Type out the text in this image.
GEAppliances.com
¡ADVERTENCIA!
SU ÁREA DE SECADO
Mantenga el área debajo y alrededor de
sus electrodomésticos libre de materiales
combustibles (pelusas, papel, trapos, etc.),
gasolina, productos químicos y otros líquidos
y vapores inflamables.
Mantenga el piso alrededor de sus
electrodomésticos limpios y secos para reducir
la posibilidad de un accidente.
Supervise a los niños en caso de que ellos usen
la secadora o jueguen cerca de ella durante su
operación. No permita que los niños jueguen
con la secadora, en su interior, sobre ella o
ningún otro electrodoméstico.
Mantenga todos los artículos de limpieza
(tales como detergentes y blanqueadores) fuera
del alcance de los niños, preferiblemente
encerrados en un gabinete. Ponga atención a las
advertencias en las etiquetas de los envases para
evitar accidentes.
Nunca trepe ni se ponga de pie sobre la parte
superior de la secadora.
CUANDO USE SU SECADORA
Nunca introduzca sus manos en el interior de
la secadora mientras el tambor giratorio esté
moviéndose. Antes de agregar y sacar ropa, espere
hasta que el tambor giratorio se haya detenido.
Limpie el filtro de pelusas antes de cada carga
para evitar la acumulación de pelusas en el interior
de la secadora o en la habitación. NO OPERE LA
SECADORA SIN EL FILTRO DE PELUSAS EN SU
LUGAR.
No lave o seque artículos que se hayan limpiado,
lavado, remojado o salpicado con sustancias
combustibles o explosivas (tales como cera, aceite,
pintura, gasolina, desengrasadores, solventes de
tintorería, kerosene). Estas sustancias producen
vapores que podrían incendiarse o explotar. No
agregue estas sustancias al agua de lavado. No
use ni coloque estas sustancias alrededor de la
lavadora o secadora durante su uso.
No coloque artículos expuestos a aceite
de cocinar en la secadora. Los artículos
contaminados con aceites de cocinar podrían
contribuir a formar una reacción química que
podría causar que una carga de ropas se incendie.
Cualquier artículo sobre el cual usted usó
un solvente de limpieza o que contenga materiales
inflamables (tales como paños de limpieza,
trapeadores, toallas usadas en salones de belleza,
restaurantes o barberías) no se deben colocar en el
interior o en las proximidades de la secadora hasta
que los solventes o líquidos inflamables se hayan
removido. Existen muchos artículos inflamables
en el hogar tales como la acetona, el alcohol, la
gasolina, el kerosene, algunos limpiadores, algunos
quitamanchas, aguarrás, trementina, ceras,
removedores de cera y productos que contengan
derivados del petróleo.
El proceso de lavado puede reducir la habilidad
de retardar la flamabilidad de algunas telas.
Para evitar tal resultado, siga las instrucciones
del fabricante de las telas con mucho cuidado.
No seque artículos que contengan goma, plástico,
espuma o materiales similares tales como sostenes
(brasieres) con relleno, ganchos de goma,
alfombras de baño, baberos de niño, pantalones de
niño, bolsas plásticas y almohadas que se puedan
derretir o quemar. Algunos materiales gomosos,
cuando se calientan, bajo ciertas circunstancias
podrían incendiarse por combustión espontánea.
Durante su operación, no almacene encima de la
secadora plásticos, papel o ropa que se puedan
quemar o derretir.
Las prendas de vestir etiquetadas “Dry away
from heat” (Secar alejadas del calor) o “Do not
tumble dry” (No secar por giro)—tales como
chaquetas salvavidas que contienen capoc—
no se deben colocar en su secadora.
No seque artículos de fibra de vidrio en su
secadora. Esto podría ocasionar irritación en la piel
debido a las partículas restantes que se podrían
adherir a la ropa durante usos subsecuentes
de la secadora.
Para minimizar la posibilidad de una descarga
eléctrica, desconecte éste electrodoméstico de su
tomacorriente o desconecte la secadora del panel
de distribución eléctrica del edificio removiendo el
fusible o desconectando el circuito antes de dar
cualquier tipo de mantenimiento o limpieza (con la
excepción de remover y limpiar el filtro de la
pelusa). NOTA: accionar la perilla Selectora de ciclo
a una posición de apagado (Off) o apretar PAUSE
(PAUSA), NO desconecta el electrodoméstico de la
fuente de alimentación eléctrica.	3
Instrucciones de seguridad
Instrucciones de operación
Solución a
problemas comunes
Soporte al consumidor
+--
PROBLEM DESCRIPTION
Look over the material above and show each line where "vapores" appears.

FINAL ANSWER
y vapores inflamables.
vapores que podrían incendiarse o explotar. No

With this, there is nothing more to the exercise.